* Start *

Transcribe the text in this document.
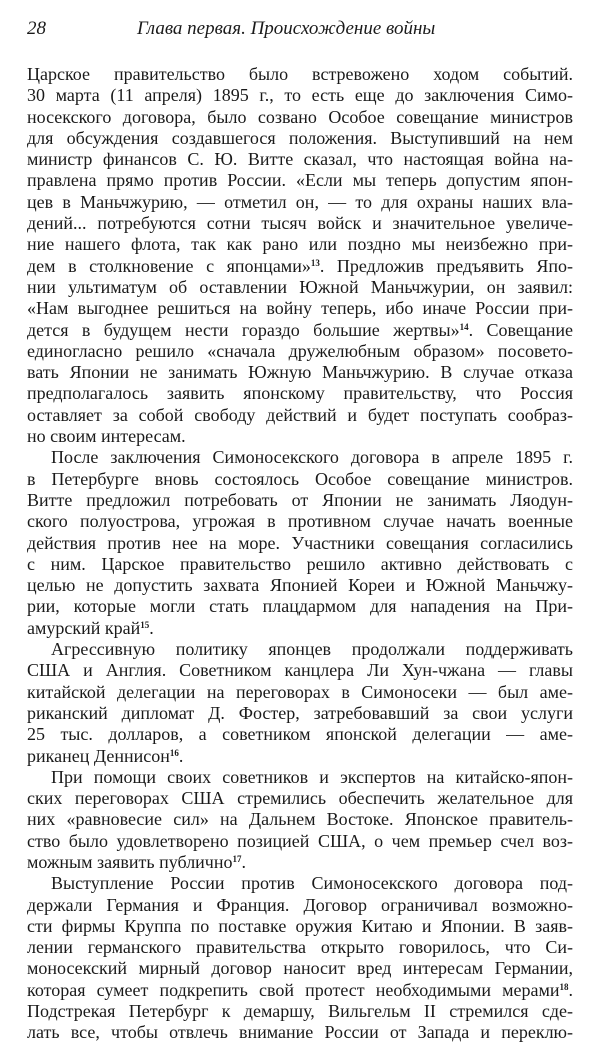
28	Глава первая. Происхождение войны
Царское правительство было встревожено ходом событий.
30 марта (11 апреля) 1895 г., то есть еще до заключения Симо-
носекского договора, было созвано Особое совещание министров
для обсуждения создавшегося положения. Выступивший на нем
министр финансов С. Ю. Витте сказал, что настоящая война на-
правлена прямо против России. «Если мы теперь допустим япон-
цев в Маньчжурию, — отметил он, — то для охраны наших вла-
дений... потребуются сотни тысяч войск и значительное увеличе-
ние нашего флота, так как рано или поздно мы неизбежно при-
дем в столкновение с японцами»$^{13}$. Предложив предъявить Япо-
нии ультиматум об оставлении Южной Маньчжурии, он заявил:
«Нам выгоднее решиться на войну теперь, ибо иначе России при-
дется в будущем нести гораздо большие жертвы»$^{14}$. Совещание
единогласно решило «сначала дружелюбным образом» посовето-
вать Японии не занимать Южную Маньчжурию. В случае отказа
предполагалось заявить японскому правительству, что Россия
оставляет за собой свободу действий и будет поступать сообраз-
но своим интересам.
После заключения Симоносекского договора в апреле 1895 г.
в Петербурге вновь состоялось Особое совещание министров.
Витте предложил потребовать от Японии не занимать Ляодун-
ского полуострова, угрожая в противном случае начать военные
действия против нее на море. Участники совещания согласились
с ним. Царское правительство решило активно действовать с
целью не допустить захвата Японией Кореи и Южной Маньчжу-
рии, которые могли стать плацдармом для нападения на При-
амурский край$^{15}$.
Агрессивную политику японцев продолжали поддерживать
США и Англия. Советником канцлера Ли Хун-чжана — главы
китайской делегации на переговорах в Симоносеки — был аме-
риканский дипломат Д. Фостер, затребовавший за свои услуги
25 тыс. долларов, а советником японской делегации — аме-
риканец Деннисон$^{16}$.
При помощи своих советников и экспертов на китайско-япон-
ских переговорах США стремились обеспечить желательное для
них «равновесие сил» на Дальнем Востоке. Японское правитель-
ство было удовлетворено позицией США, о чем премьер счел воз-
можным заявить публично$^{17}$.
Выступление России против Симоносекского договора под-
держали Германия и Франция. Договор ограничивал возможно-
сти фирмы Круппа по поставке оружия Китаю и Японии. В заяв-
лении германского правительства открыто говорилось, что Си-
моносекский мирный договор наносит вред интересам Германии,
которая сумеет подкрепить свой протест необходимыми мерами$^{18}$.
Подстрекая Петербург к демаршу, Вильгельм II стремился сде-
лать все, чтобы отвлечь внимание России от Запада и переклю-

* End *
* Start *

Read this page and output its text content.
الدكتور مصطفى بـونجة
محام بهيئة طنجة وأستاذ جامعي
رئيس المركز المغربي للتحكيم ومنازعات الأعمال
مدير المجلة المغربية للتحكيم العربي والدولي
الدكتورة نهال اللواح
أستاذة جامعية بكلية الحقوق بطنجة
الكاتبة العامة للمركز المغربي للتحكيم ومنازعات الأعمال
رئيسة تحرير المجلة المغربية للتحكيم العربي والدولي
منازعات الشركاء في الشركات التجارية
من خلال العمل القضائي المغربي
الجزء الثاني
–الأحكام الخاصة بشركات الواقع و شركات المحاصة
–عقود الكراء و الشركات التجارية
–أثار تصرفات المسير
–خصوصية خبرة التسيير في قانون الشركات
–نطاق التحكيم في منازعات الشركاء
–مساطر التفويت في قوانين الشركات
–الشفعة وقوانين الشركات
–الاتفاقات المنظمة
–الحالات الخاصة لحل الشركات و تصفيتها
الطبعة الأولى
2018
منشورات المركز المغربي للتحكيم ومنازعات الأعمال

* End *
* Start *

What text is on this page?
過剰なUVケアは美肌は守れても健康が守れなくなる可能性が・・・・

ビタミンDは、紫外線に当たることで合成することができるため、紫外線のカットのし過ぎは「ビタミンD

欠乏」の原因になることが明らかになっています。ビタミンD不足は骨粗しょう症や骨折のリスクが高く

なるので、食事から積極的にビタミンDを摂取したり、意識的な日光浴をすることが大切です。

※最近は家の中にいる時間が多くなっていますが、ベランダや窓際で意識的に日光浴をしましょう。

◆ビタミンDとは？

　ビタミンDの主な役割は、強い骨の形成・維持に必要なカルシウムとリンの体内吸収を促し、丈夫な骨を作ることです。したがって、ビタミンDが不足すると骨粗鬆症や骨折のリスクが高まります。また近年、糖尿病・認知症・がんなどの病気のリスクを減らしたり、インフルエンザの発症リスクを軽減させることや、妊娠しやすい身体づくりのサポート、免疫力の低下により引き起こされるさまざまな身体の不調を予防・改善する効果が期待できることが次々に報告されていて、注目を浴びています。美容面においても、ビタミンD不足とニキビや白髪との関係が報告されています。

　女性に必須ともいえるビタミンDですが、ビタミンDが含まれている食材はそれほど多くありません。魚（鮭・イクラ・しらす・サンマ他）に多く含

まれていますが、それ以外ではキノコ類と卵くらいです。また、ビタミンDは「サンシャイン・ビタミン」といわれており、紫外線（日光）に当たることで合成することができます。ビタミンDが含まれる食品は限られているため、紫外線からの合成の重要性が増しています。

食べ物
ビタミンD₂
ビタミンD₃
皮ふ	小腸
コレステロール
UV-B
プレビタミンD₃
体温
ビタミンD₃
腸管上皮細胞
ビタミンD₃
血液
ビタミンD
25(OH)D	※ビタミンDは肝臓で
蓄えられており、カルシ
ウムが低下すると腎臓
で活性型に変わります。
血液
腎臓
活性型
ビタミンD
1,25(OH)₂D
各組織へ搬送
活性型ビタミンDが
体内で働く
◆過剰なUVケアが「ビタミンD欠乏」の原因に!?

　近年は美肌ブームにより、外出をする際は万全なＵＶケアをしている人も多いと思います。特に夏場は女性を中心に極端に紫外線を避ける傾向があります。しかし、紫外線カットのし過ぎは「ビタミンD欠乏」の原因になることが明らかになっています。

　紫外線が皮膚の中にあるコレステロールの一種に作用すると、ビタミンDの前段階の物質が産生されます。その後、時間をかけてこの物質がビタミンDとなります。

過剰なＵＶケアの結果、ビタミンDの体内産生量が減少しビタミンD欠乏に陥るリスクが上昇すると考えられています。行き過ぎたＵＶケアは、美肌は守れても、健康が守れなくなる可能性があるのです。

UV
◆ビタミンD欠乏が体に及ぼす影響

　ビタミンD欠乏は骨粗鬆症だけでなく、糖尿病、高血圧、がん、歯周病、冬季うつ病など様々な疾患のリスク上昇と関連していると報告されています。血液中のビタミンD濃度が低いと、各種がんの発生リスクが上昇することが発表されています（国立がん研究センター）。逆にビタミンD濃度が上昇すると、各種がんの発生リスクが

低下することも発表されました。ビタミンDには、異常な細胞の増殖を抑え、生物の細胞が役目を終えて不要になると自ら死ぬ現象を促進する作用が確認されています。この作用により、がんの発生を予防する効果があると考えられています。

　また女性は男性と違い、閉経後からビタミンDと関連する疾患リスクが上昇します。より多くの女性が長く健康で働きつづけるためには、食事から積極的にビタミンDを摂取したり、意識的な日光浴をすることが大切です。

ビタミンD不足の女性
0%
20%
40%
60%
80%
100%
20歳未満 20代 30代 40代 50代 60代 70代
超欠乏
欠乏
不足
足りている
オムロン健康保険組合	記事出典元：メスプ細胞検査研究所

* End *

■ EXERCISE REQUIREMENTS
Tally up the lines holding the string "食事から積極的にビタミンDを摂取したり" in this listing, and report the total alone.

■ COMPLETE ANSWER
2